Filter for the word "this" and keep each matching line.

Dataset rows

..........

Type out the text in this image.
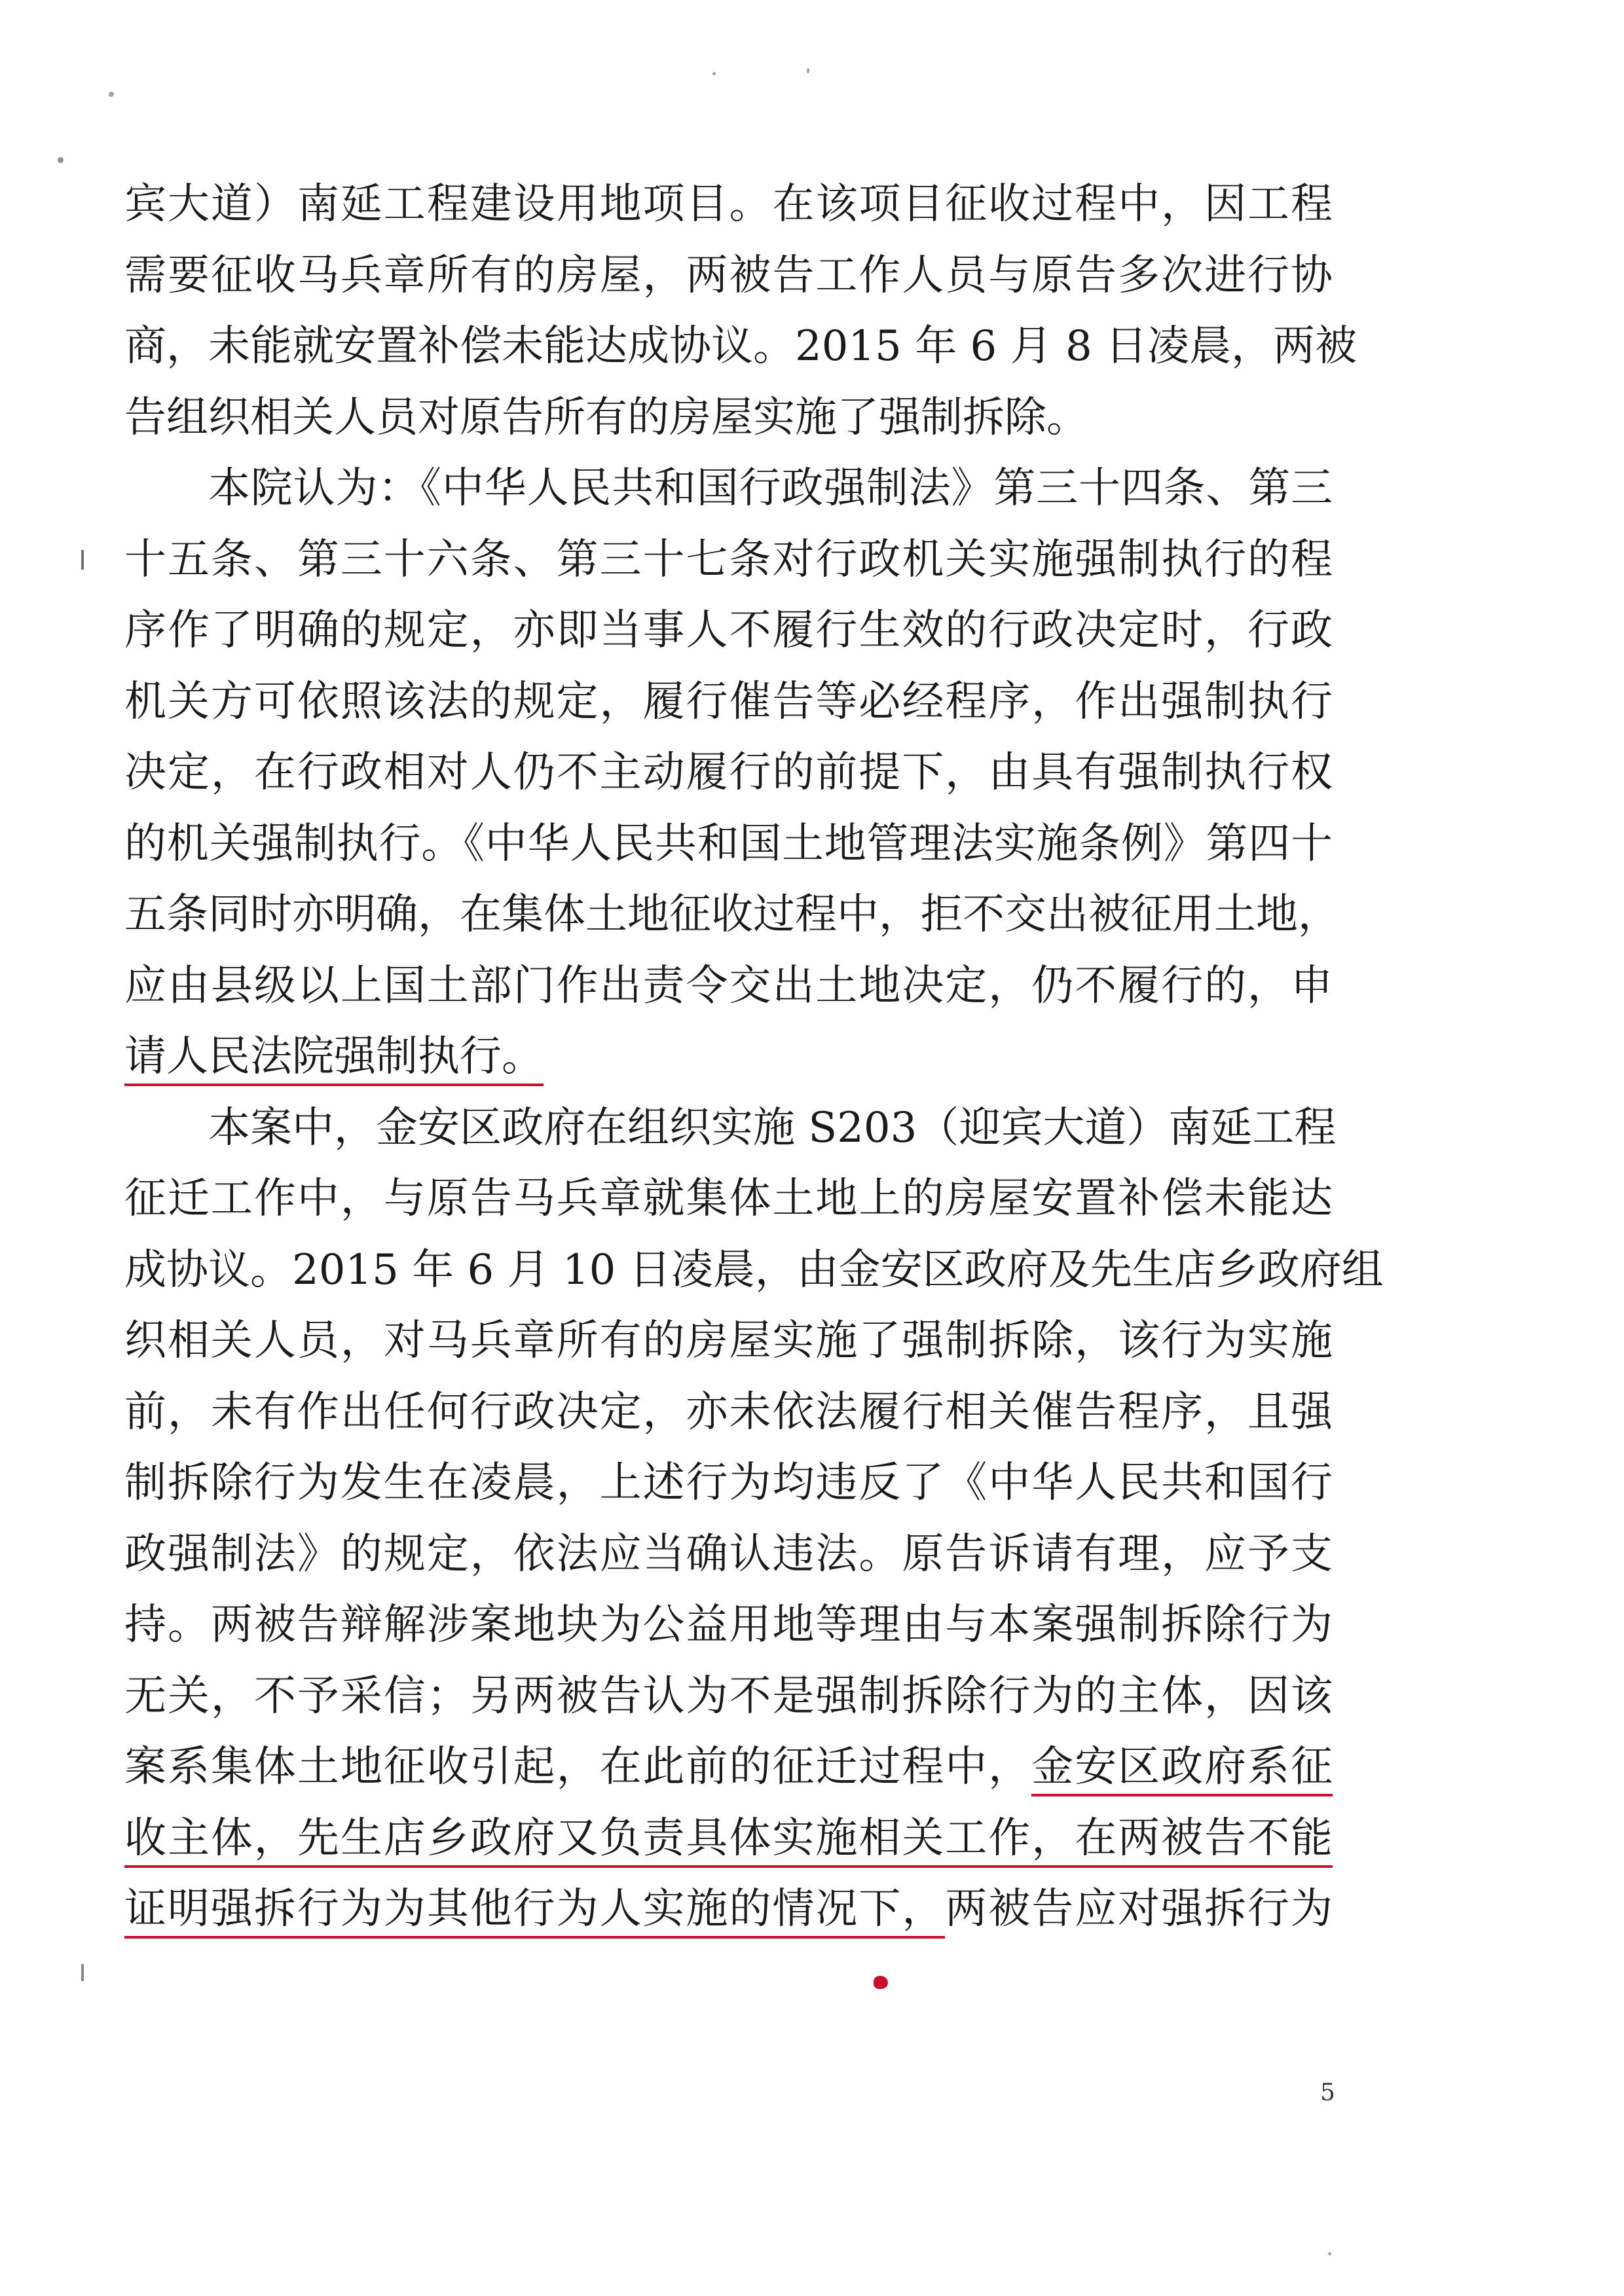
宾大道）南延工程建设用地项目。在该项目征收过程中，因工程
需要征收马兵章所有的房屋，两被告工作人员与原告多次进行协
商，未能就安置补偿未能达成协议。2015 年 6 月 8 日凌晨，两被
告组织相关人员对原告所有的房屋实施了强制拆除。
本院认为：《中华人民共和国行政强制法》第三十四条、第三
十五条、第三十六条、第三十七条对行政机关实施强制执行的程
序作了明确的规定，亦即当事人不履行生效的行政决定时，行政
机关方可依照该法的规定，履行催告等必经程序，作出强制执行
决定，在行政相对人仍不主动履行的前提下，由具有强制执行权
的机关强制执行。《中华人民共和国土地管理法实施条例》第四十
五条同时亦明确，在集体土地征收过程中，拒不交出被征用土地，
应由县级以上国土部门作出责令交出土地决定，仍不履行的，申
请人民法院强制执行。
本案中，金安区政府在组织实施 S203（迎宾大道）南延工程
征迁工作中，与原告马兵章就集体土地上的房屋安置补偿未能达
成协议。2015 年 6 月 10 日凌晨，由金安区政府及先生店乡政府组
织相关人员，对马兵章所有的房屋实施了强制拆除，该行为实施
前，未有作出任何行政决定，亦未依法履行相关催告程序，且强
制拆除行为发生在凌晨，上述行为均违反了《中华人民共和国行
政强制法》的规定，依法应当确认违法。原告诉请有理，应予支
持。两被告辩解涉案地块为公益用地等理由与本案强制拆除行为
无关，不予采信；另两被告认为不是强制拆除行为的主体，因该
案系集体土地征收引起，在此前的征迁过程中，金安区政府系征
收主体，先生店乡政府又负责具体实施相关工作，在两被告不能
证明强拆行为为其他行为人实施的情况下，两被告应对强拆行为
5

..........

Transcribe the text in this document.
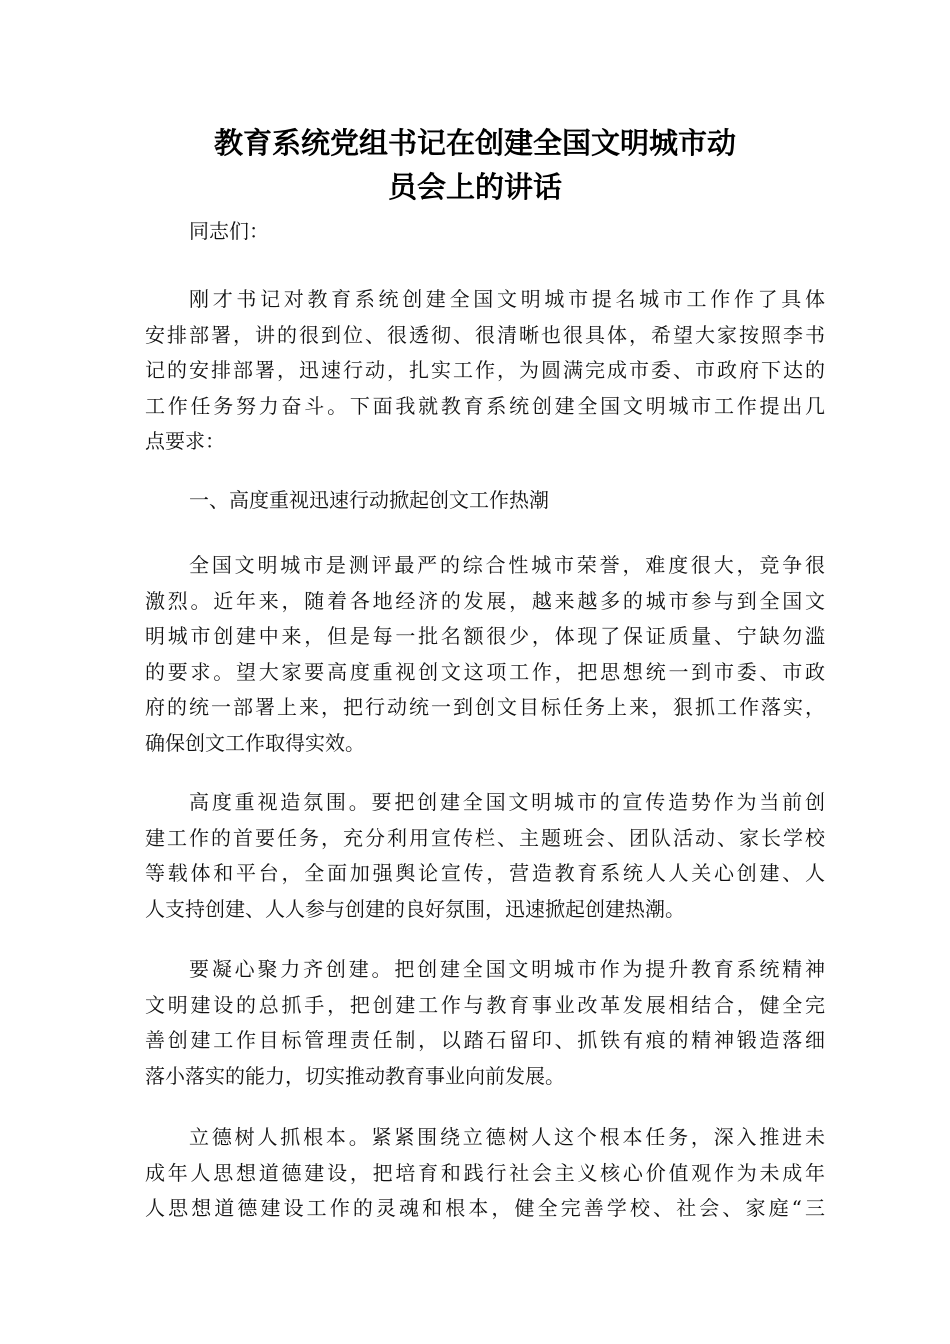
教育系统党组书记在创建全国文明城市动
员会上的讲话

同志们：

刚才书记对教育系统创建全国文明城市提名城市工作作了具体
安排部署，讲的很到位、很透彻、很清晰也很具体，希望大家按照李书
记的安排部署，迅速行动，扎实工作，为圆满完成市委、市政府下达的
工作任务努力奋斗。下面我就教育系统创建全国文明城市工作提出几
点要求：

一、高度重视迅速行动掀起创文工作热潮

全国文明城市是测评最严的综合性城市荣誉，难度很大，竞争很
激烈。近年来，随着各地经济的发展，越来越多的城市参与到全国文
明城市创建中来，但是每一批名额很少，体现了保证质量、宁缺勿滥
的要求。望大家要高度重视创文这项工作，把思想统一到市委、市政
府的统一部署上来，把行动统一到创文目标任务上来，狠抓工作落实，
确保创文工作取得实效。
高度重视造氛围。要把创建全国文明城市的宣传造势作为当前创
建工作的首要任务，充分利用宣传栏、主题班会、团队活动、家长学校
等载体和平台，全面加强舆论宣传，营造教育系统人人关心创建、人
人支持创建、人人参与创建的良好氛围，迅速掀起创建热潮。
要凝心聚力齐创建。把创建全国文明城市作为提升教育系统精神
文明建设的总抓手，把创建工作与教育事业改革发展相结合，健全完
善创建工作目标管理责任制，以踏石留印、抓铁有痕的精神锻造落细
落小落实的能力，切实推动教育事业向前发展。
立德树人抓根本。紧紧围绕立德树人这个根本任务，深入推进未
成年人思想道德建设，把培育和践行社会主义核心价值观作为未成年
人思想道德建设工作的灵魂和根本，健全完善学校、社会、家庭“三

..........

_SOLUTION TO THE EXERCISE_
Type out the text in this image.
Transcribe the text in this document.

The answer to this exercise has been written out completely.